If the mail holds any surprises for novelist Cathleen Schine, it is likely to come as a fan letter or a nice bit of news from a friend. After all, discerning readers open her comic novels with the same happy anticipation that greets a box of Belgian chocolates or a gift wrapped in pretty paper.
So imagine her reaction to an odd, crumpled letter she found in a big pile of mail that arrived one summer day.
“It was a letter to someone else. It said, `Dear Goat,’ and it was signed, `As ever, Ram,’ ” Schine says, recalling that the contents pointed to a bitter breakup of an illicit love affair.
“The initial effect is that it really upset me, and I really felt like a voyeur. I felt very guilty and sort of titillated by it. I tore it into shreds, I threw it away. As soon as I’d done that, I thought, `Wait a minute, this is my novel.’ “
The novel, her fourth, is “The Love Letter” (Houghton Mifflin), a literary romance for which critics have fallen hard: Entertainment Weekly gave it an A, and Publishers Weekly, in a starred review, concludes, “This book enchants and seduces.”

______

[Problems to work on]
**A)** In the passage about Cathleen Schine, rewrite the stretch from "So imagine her" through "illicit love affair.", changing "crumpled" to "wrinkled".
**B)** According to the passage about Cathleen Schine, what grade did Entertainment Weekly give "The Love Letter"?

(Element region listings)
______

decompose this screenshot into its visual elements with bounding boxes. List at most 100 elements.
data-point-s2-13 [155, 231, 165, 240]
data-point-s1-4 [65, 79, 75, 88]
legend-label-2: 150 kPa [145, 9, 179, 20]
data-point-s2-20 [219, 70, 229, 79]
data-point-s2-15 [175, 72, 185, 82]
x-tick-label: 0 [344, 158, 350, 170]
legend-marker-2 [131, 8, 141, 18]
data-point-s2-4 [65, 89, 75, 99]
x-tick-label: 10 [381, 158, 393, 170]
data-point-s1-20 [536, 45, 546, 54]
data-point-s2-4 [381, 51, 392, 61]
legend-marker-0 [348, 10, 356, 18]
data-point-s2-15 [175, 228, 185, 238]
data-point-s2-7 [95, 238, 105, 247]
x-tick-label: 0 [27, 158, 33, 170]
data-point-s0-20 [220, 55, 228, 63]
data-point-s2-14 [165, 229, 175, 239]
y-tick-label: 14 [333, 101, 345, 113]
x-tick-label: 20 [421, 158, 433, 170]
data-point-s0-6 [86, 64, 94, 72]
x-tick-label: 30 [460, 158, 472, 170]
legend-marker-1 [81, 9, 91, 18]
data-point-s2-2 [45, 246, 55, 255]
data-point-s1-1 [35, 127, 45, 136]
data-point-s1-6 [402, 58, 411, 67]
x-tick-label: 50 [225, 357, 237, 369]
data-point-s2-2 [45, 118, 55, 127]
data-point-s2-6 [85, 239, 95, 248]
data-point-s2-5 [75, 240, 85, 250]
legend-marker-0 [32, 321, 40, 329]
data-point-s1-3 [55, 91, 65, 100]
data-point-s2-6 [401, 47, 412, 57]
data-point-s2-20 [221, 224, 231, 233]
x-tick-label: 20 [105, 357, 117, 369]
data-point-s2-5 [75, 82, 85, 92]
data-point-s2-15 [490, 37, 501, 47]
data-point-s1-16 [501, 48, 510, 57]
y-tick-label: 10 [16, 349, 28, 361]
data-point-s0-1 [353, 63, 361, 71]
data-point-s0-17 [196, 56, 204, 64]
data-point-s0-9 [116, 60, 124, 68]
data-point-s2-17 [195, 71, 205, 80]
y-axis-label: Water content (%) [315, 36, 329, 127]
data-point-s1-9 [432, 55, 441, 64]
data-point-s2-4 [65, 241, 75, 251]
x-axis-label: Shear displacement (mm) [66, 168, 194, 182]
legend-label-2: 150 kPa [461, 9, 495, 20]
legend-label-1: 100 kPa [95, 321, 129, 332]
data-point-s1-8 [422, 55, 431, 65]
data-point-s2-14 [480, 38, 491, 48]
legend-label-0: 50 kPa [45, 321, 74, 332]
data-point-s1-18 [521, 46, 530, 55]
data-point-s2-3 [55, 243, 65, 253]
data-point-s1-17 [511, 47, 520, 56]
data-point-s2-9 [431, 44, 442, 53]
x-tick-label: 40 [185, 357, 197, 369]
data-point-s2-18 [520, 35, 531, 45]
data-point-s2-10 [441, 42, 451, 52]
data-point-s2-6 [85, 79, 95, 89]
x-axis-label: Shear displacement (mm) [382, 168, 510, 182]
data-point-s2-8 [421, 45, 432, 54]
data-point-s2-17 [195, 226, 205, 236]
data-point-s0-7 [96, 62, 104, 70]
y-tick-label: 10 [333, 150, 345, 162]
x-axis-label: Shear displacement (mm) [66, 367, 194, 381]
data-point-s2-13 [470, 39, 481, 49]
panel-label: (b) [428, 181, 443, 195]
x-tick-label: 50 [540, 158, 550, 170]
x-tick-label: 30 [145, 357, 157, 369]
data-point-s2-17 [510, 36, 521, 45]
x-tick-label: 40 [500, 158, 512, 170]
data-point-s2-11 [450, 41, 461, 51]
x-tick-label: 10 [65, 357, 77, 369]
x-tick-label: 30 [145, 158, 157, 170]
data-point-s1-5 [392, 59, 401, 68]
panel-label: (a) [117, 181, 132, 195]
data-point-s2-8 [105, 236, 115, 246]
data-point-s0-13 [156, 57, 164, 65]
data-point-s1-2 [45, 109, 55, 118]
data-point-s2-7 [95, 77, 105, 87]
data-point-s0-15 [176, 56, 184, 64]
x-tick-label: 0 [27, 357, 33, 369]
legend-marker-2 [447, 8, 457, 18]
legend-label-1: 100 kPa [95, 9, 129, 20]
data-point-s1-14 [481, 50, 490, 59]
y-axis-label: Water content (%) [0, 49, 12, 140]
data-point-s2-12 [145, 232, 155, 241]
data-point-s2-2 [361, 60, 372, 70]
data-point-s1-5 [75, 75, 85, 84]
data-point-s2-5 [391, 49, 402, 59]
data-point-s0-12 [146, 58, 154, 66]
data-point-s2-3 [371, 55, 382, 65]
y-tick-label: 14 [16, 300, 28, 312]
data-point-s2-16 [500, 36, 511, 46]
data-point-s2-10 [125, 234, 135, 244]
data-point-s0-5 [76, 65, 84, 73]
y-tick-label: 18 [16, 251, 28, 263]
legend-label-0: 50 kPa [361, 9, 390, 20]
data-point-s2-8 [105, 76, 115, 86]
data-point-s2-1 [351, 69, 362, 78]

______

[List of solutions]
**A)**
So imagine her reaction to an odd, wrinkled letter she found in a big pile of mail that arrived one summer day.
“It was a letter to someone else. It said, `Dear Goat,’ and it was signed, `As ever, Ram,’ ” Schine says, recalling that the contents pointed to a bitter breakup of an illicit love affair.

**B)** An A.